----- GIVEN RECORDS

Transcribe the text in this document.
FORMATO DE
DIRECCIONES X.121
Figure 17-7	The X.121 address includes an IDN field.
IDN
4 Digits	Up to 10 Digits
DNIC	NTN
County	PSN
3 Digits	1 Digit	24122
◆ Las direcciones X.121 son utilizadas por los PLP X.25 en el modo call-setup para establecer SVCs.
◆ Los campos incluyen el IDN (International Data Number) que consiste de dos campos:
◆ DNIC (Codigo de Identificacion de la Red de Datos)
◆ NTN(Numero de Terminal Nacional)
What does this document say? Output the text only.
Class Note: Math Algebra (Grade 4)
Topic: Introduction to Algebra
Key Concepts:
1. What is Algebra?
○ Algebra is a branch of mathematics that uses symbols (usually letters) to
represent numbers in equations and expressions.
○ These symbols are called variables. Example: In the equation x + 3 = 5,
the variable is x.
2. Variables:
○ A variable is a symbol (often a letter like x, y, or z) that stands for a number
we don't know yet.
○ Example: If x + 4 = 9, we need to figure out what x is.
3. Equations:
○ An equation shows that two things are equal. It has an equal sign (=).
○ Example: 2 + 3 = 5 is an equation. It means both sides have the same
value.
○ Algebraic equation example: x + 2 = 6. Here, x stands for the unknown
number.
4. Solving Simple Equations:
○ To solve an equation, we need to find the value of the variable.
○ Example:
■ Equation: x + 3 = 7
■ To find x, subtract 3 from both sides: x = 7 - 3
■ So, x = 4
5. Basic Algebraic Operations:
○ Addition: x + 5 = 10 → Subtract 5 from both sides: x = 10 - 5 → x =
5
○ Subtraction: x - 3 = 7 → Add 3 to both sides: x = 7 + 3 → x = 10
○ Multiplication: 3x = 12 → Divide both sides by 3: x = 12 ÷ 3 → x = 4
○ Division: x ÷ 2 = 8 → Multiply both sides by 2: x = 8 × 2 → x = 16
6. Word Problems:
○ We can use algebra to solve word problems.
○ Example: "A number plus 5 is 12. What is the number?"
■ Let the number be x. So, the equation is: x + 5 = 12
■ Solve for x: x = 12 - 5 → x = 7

----------

All of the material must be reproduced exactly.

CORRECT OUTPUT
Transcribe the text in this document.
FORMATO DE
DIRECCIONES X.121
Figure 17-7	The X.121 address includes an IDN field.
IDN
4 Digits	Up to 10 Digits
DNIC	NTN
County	PSN
3 Digits	1 Digit	24122
◆ Las direcciones X.121 son utilizadas por los PLP X.25 en el modo call-setup para establecer SVCs.
◆ Los campos incluyen el IDN (International Data Number) que consiste de dos campos:
◆ DNIC (Codigo de Identificacion de la Red de Datos)
◆ NTN(Numero de Terminal Nacional)
What does this document say? Output the text only.
Class Note: Math Algebra (Grade 4)
Topic: Introduction to Algebra
Key Concepts:
1. What is Algebra?
○ Algebra is a branch of mathematics that uses symbols (usually letters) to
represent numbers in equations and expressions.
○ These symbols are called variables. Example: In the equation x + 3 = 5,
the variable is x.
2. Variables:
○ A variable is a symbol (often a letter like x, y, or z) that stands for a number
we don't know yet.
○ Example: If x + 4 = 9, we need to figure out what x is.
3. Equations:
○ An equation shows that two things are equal. It has an equal sign (=).
○ Example: 2 + 3 = 5 is an equation. It means both sides have the same
value.
○ Algebraic equation example: x + 2 = 6. Here, x stands for the unknown
number.
4. Solving Simple Equations:
○ To solve an equation, we need to find the value of the variable.
○ Example:
■ Equation: x + 3 = 7
■ To find x, subtract 3 from both sides: x = 7 - 3
■ So, x = 4
5. Basic Algebraic Operations:
○ Addition: x + 5 = 10 → Subtract 5 from both sides: x = 10 - 5 → x =
5
○ Subtraction: x - 3 = 7 → Add 3 to both sides: x = 7 + 3 → x = 10
○ Multiplication: 3x = 12 → Divide both sides by 3: x = 12 ÷ 3 → x = 4
○ Division: x ÷ 2 = 8 → Multiply both sides by 2: x = 8 × 2 → x = 16
6. Word Problems:
○ We can use algebra to solve word problems.
○ Example: "A number plus 5 is 12. What is the number?"
■ Let the number be x. So, the equation is: x + 5 = 12
■ Solve for x: x = 12 - 5 → x = 7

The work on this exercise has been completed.